++++ INPUT DATA ++++
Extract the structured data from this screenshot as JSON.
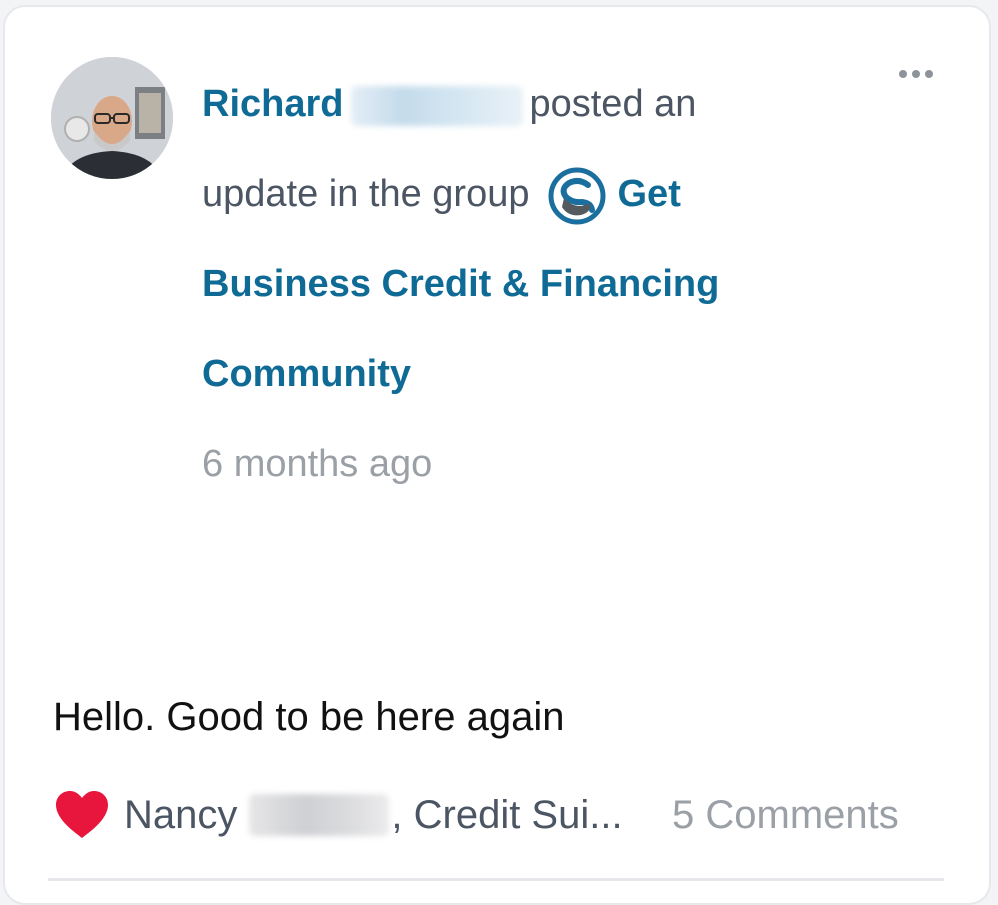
{
  "post": {
    "author_first": "Richard",
    "action_text": "posted an",
    "action_text2": "update in the group",
    "group_name": "Get Business Credit & Financing Community",
    "timestamp": "6 months ago",
    "body": "Hello. Good to be here again"
  },
  "reactions": {
    "icon": "heart-icon",
    "first_name": "Nancy",
    "others": ", Credit Sui..."
  },
  "comments_label": "5 Comments",
  "colors": {
    "link": "#0f6b96",
    "heart": "#e8153c",
    "muted": "#9aa0a6"
  }
}
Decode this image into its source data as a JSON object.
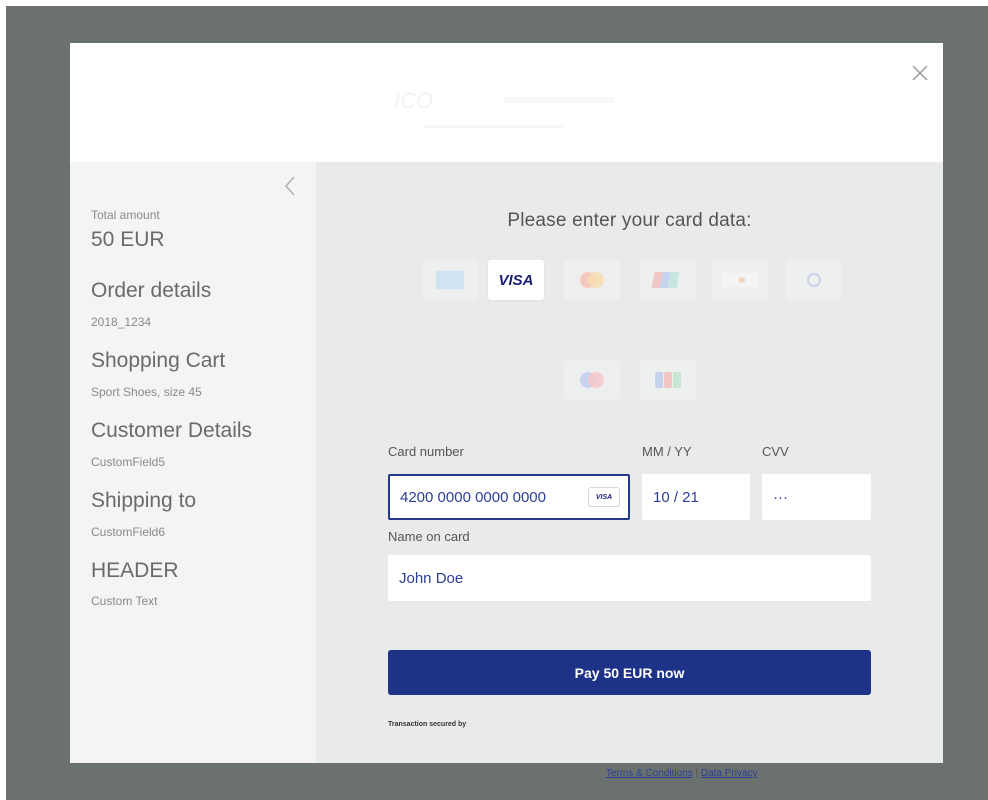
{
  "colors": {
    "backdrop": "#6a716f",
    "primary": "#1e3388",
    "input_text": "#2b3f96",
    "sidebar_bg": "#f4f4f4",
    "content_bg": "#e9ebea"
  },
  "header": {
    "close_icon": "close-icon"
  },
  "sidebar": {
    "back_icon": "chevron-left-icon",
    "total_amount_label": "Total amount",
    "total_amount_value": "50 EUR",
    "order_details_title": "Order details",
    "order_details_value": "2018_1234",
    "shopping_cart_title": "Shopping Cart",
    "shopping_cart_value": "Sport Shoes, size 45",
    "customer_details_title": "Customer Details",
    "customer_details_value": "CustomField5",
    "shipping_title": "Shipping to",
    "shipping_value": "CustomField6",
    "header_title": "HEADER",
    "header_value": "Custom Text"
  },
  "form": {
    "title": "Please enter your card data:",
    "card_brands": [
      "amex",
      "visa",
      "mastercard",
      "unionpay",
      "discover",
      "diners",
      "maestro",
      "jcb"
    ],
    "selected_brand": "visa",
    "selected_brand_label": "VISA",
    "card_number_label": "Card number",
    "card_number_value": "4200 0000 0000 0000",
    "card_badge": "VISA",
    "expiry_label": "MM / YY",
    "expiry_value": "10 / 21",
    "cvv_label": "CVV",
    "cvv_value": "···",
    "name_label": "Name on card",
    "name_value": "John Doe",
    "pay_button": "Pay 50 EUR now",
    "secured_text": "Transaction secured by",
    "terms_link": "Terms & Conditions",
    "separator": " | ",
    "privacy_link": "Data Privacy"
  }
}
++++
• _WHAT TO WORK ON_:
Check each line of the listing above for the string "this", then report only how many lines have it.

• _THE ANSWER_:
2